Data for the task ::
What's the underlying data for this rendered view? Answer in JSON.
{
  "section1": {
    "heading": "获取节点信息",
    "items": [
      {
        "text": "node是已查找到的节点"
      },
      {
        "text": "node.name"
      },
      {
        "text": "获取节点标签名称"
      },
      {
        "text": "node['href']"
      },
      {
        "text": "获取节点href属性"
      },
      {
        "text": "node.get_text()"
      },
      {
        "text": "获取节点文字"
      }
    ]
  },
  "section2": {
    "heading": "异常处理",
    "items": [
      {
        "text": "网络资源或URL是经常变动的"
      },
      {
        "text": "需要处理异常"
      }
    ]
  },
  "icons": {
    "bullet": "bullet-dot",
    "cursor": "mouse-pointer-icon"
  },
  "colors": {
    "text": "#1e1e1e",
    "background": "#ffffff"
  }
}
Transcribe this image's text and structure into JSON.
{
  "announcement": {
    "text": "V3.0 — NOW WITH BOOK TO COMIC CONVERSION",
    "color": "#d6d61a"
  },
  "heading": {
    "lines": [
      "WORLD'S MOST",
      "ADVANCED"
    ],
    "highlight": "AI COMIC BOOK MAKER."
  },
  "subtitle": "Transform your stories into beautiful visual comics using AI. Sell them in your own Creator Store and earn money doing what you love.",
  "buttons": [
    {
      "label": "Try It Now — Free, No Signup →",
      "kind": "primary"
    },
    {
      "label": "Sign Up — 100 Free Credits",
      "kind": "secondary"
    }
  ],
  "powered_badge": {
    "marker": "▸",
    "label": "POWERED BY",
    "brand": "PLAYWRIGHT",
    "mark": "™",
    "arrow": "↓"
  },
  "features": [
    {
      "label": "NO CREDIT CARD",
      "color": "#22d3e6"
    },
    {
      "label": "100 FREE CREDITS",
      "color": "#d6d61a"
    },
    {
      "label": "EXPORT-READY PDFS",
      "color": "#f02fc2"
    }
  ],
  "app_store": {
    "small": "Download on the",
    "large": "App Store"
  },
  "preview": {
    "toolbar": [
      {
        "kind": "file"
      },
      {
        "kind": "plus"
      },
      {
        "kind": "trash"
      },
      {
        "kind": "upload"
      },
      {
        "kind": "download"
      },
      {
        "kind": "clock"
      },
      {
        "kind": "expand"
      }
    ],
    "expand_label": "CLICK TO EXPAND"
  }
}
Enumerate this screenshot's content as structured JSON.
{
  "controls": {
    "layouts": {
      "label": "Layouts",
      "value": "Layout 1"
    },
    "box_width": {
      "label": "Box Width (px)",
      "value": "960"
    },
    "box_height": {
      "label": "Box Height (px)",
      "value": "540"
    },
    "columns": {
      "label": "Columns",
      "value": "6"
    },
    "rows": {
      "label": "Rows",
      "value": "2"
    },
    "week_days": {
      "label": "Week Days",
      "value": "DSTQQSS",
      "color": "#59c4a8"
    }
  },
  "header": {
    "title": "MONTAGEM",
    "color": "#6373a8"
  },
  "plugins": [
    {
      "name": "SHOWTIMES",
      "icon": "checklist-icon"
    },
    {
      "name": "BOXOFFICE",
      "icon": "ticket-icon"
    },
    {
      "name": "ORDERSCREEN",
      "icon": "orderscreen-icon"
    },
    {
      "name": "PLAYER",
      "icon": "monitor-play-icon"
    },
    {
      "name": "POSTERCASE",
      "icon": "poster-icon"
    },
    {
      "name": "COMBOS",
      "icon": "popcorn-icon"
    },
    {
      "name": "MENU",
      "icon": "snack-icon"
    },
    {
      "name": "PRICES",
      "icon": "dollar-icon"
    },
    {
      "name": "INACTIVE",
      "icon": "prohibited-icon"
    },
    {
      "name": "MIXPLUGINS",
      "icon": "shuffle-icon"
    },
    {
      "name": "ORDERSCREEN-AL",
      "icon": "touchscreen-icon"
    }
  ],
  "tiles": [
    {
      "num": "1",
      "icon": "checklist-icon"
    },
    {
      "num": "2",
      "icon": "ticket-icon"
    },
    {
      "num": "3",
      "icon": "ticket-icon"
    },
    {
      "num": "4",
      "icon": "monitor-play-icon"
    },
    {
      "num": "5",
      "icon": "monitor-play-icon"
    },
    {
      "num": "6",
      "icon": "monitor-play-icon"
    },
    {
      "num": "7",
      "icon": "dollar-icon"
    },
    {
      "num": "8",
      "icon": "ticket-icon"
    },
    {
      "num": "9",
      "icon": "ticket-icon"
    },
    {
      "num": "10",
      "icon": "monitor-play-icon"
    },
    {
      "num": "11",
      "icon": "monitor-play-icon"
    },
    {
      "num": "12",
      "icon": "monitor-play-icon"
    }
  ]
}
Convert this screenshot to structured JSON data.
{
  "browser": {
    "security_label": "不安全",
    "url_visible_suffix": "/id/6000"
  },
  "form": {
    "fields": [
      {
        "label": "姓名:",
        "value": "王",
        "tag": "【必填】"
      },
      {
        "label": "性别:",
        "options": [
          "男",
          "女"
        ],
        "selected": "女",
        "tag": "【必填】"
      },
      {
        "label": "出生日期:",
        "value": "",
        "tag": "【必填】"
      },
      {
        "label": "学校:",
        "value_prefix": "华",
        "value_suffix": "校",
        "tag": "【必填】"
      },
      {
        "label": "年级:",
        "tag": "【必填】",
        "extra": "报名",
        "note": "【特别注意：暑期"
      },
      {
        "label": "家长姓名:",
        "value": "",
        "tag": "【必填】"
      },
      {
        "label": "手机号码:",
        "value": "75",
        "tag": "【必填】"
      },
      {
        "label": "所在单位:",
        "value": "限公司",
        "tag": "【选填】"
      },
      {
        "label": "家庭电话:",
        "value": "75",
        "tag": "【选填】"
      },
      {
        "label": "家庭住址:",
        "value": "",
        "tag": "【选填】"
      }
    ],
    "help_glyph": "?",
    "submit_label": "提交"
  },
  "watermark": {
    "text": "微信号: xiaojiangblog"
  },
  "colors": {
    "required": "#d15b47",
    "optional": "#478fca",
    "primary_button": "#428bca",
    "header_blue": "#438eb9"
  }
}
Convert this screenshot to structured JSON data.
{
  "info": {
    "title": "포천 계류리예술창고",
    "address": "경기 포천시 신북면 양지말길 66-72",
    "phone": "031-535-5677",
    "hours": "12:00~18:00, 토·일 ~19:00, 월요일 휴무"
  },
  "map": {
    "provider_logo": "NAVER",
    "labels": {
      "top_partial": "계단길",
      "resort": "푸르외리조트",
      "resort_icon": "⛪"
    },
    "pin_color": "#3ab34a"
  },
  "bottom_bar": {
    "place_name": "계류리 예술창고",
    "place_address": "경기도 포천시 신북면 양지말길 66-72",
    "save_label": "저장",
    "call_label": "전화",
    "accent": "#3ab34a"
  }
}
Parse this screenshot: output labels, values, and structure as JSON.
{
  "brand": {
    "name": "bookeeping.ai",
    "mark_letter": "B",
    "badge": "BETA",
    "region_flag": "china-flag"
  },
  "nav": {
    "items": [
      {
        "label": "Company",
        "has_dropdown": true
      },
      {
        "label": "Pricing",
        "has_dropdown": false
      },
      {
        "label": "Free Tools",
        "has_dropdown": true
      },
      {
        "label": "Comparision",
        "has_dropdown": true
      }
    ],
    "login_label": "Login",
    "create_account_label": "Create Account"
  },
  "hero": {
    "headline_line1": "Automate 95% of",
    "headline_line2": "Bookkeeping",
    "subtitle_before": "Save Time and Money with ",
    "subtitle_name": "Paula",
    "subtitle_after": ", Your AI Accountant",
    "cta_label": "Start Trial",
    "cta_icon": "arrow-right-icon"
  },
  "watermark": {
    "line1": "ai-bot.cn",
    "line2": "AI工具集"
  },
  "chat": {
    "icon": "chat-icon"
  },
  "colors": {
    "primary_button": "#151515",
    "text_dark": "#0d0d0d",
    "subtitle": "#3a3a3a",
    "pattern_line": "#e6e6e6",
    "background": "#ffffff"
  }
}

Challenge ::
Every line that holds the word "screenshot" counts once; state the total number of such lines and nothing else.

Reply to the exercise ::
4